***** Data extract *****

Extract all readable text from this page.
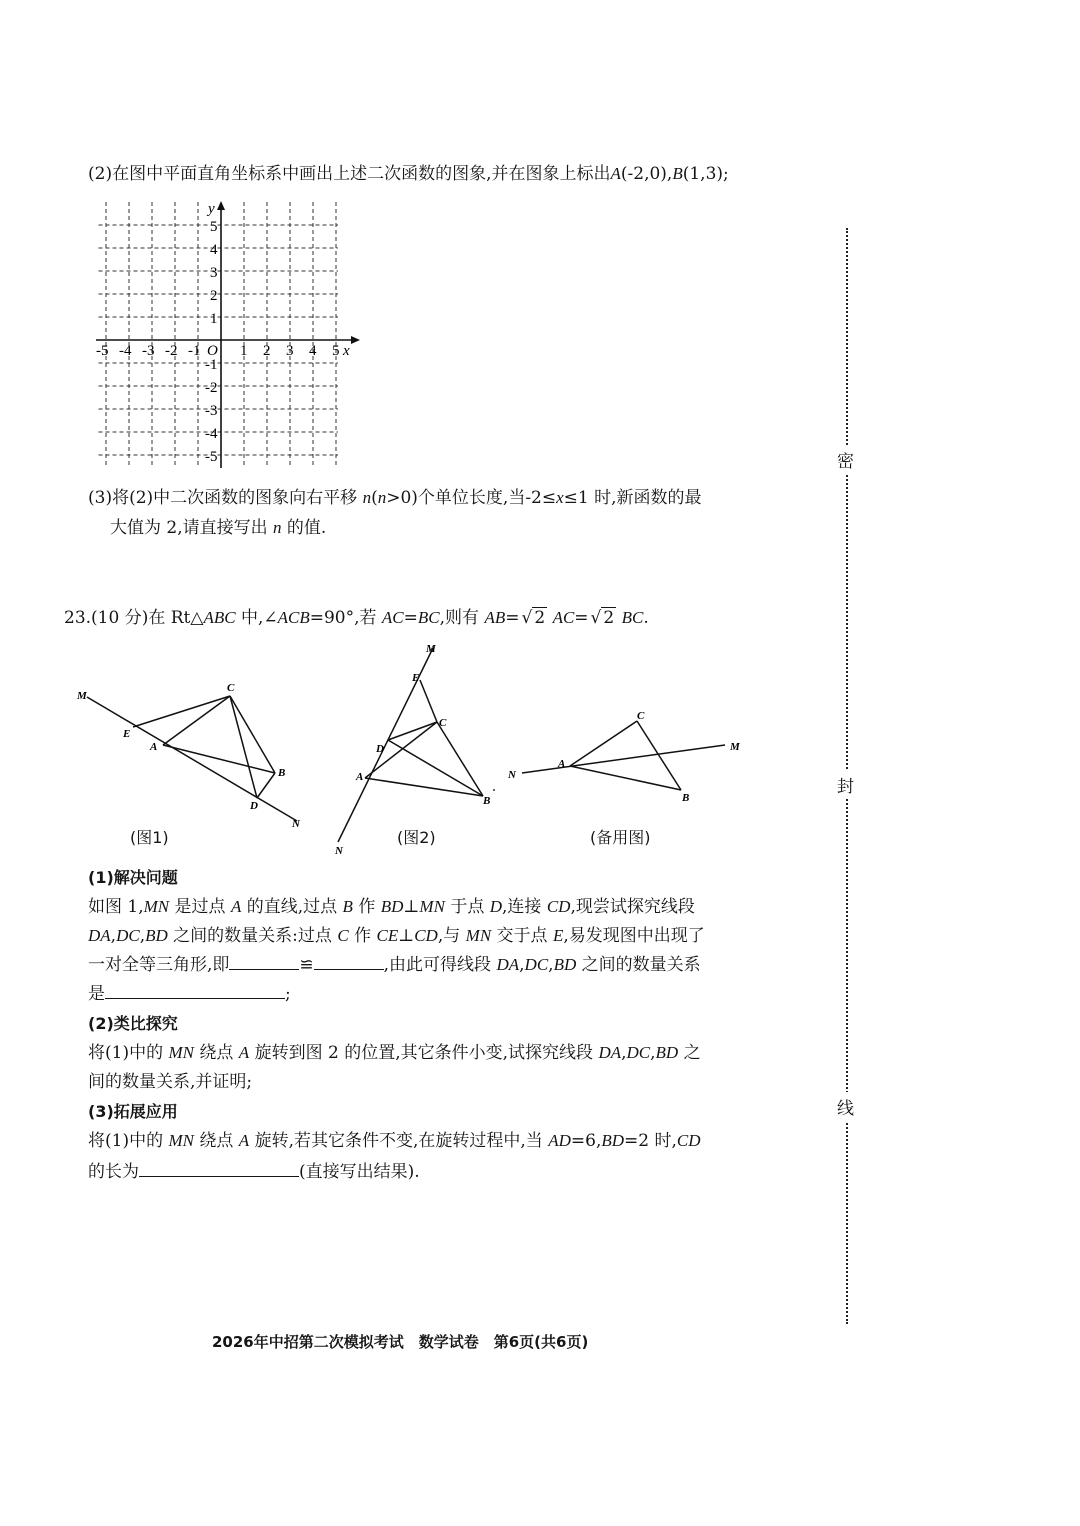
(2)在图中平面直角坐标系中画出上述二次函数的图象,并在图象上标出A(-2,0),B(1,3);
x
y
O
-5 -4 -3 -2 -1	1 2 3 4 5
5
4
3
2
1
-1
-2
-3
-4
-5
(3)将(2)中二次函数的图象向右平移 n(n>0)个单位长度,当-2≤x≤1 时,新函数的最
大值为 2,请直接写出 n 的值.
23.(10 分)在 Rt△ABC 中,∠ACB=90°,若 AC=BC,则有 AB= √ 2 AC= √ 2 BC.
M
E
A
C
B
D
N
(图1)
M
E
A
C
B
D
N
(图2)
M
A
C
B
N
(备用图)
(1)解决问题
如图 1,MN 是过点 A 的直线,过点 B 作 BD⊥MN 于点 D,连接 CD,现尝试探究线段
DA,DC,BD 之间的数量关系:过点 C 作 CE⊥CD,与 MN 交于点 E,易发现图中出现了
一对全等三角形,即	≌	,由此可得线段 DA,DC,BD 之间的数量关系
是	;
(2)类比探究
将(1)中的 MN 绕点 A 旋转到图 2 的位置,其它条件小变,试探究线段 DA,DC,BD 之
间的数量关系,并证明;
(3)拓展应用
将(1)中的 MN 绕点 A 旋转,若其它条件不变,在旋转过程中,当 AD=6,BD=2 时,CD
的长为	(直接写出结果).
密
封
线
2026年中招第二次模拟考试　数学试卷　第6页(共6页)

*****

> Written request: Find the lines holding "之间的数量关系" and list every one.

> Task result:
DA,DC,BD 之间的数量关系:过点 C 作 CE⊥CD,与 MN 交于点 E,易发现图中出现了
一对全等三角形,即	≌	,由此可得线段 DA,DC,BD 之间的数量关系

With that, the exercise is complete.